:: Given information

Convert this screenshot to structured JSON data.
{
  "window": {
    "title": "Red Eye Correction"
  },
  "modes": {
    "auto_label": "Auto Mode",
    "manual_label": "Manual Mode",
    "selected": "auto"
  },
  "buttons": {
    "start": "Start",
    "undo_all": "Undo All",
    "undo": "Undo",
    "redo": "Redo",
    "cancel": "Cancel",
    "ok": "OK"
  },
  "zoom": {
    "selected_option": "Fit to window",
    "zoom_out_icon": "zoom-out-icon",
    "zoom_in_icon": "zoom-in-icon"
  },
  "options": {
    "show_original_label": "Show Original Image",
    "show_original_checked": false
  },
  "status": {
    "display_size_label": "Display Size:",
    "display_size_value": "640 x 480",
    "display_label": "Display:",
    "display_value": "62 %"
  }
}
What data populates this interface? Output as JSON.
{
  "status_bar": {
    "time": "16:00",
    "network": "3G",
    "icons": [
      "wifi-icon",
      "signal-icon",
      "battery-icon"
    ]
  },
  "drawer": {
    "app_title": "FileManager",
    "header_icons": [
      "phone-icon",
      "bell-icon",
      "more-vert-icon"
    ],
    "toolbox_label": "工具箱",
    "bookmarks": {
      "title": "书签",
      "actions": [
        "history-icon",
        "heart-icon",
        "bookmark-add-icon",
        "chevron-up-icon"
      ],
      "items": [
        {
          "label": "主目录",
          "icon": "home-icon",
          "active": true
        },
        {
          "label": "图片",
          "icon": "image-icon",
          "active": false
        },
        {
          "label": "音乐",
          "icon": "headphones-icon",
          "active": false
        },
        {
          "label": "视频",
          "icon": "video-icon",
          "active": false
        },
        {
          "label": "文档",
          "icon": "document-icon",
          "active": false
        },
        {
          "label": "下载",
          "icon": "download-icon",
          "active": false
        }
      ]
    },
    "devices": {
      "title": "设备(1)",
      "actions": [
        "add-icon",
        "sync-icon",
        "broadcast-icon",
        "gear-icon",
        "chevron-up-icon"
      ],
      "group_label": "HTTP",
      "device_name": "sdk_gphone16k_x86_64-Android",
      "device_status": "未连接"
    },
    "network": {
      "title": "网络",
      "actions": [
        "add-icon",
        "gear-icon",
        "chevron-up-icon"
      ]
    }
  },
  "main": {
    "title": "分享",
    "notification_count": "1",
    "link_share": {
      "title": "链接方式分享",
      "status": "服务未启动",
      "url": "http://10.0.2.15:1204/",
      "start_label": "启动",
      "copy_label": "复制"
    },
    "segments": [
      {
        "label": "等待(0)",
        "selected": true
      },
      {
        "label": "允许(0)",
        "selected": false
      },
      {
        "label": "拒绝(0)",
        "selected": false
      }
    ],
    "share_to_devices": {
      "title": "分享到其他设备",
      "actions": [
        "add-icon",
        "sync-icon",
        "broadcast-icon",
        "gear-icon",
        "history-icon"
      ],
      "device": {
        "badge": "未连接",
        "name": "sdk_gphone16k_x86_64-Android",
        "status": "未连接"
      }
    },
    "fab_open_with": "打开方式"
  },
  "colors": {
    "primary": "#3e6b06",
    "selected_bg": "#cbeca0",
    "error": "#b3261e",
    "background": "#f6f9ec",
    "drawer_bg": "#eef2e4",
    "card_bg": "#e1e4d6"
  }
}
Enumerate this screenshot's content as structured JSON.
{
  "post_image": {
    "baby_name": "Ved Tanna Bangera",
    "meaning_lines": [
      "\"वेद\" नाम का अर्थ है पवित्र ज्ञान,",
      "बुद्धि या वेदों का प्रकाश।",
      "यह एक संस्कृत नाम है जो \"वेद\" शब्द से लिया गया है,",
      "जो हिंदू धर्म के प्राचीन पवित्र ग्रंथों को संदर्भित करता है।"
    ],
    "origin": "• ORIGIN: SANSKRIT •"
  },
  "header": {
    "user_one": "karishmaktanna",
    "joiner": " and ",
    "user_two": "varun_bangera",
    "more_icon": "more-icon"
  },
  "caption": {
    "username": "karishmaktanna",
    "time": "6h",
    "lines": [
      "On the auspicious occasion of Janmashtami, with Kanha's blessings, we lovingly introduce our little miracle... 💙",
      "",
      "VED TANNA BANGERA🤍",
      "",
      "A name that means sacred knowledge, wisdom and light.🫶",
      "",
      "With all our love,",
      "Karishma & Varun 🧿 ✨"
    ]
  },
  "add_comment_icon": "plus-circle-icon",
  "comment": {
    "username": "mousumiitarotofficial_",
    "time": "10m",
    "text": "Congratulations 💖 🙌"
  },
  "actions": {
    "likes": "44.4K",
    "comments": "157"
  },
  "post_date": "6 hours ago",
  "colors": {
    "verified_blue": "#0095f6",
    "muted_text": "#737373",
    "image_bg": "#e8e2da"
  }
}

::::

> _What you need to do_
Output an exact copy of each record.

> _Final result_
Convert this screenshot to structured JSON data.
{
  "window": {
    "title": "Red Eye Correction"
  },
  "modes": {
    "auto_label": "Auto Mode",
    "manual_label": "Manual Mode",
    "selected": "auto"
  },
  "buttons": {
    "start": "Start",
    "undo_all": "Undo All",
    "undo": "Undo",
    "redo": "Redo",
    "cancel": "Cancel",
    "ok": "OK"
  },
  "zoom": {
    "selected_option": "Fit to window",
    "zoom_out_icon": "zoom-out-icon",
    "zoom_in_icon": "zoom-in-icon"
  },
  "options": {
    "show_original_label": "Show Original Image",
    "show_original_checked": false
  },
  "status": {
    "display_size_label": "Display Size:",
    "display_size_value": "640 x 480",
    "display_label": "Display:",
    "display_value": "62 %"
  }
}
What data populates this interface? Output as JSON.
{
  "status_bar": {
    "time": "16:00",
    "network": "3G",
    "icons": [
      "wifi-icon",
      "signal-icon",
      "battery-icon"
    ]
  },
  "drawer": {
    "app_title": "FileManager",
    "header_icons": [
      "phone-icon",
      "bell-icon",
      "more-vert-icon"
    ],
    "toolbox_label": "工具箱",
    "bookmarks": {
      "title": "书签",
      "actions": [
        "history-icon",
        "heart-icon",
        "bookmark-add-icon",
        "chevron-up-icon"
      ],
      "items": [
        {
          "label": "主目录",
          "icon": "home-icon",
          "active": true
        },
        {
          "label": "图片",
          "icon": "image-icon",
          "active": false
        },
        {
          "label": "音乐",
          "icon": "headphones-icon",
          "active": false
        },
        {
          "label": "视频",
          "icon": "video-icon",
          "active": false
        },
        {
          "label": "文档",
          "icon": "document-icon",
          "active": false
        },
        {
          "label": "下载",
          "icon": "download-icon",
          "active": false
        }
      ]
    },
    "devices": {
      "title": "设备(1)",
      "actions": [
        "add-icon",
        "sync-icon",
        "broadcast-icon",
        "gear-icon",
        "chevron-up-icon"
      ],
      "group_label": "HTTP",
      "device_name": "sdk_gphone16k_x86_64-Android",
      "device_status": "未连接"
    },
    "network": {
      "title": "网络",
      "actions": [
        "add-icon",
        "gear-icon",
        "chevron-up-icon"
      ]
    }
  },
  "main": {
    "title": "分享",
    "notification_count": "1",
    "link_share": {
      "title": "链接方式分享",
      "status": "服务未启动",
      "url": "http://10.0.2.15:1204/",
      "start_label": "启动",
      "copy_label": "复制"
    },
    "segments": [
      {
        "label": "等待(0)",
        "selected": true
      },
      {
        "label": "允许(0)",
        "selected": false
      },
      {
        "label": "拒绝(0)",
        "selected": false
      }
    ],
    "share_to_devices": {
      "title": "分享到其他设备",
      "actions": [
        "add-icon",
        "sync-icon",
        "broadcast-icon",
        "gear-icon",
        "history-icon"
      ],
      "device": {
        "badge": "未连接",
        "name": "sdk_gphone16k_x86_64-Android",
        "status": "未连接"
      }
    },
    "fab_open_with": "打开方式"
  },
  "colors": {
    "primary": "#3e6b06",
    "selected_bg": "#cbeca0",
    "error": "#b3261e",
    "background": "#f6f9ec",
    "drawer_bg": "#eef2e4",
    "card_bg": "#e1e4d6"
  }
}
Enumerate this screenshot's content as structured JSON.
{
  "post_image": {
    "baby_name": "Ved Tanna Bangera",
    "meaning_lines": [
      "\"वेद\" नाम का अर्थ है पवित्र ज्ञान,",
      "बुद्धि या वेदों का प्रकाश।",
      "यह एक संस्कृत नाम है जो \"वेद\" शब्द से लिया गया है,",
      "जो हिंदू धर्म के प्राचीन पवित्र ग्रंथों को संदर्भित करता है।"
    ],
    "origin": "• ORIGIN: SANSKRIT •"
  },
  "header": {
    "user_one": "karishmaktanna",
    "joiner": " and ",
    "user_two": "varun_bangera",
    "more_icon": "more-icon"
  },
  "caption": {
    "username": "karishmaktanna",
    "time": "6h",
    "lines": [
      "On the auspicious occasion of Janmashtami, with Kanha's blessings, we lovingly introduce our little miracle... 💙",
      "",
      "VED TANNA BANGERA🤍",
      "",
      "A name that means sacred knowledge, wisdom and light.🫶",
      "",
      "With all our love,",
      "Karishma & Varun 🧿 ✨"
    ]
  },
  "add_comment_icon": "plus-circle-icon",
  "comment": {
    "username": "mousumiitarotofficial_",
    "time": "10m",
    "text": "Congratulations 💖 🙌"
  },
  "actions": {
    "likes": "44.4K",
    "comments": "157"
  },
  "post_date": "6 hours ago",
  "colors": {
    "verified_blue": "#0095f6",
    "muted_text": "#737373",
    "image_bg": "#e8e2da"
  }
}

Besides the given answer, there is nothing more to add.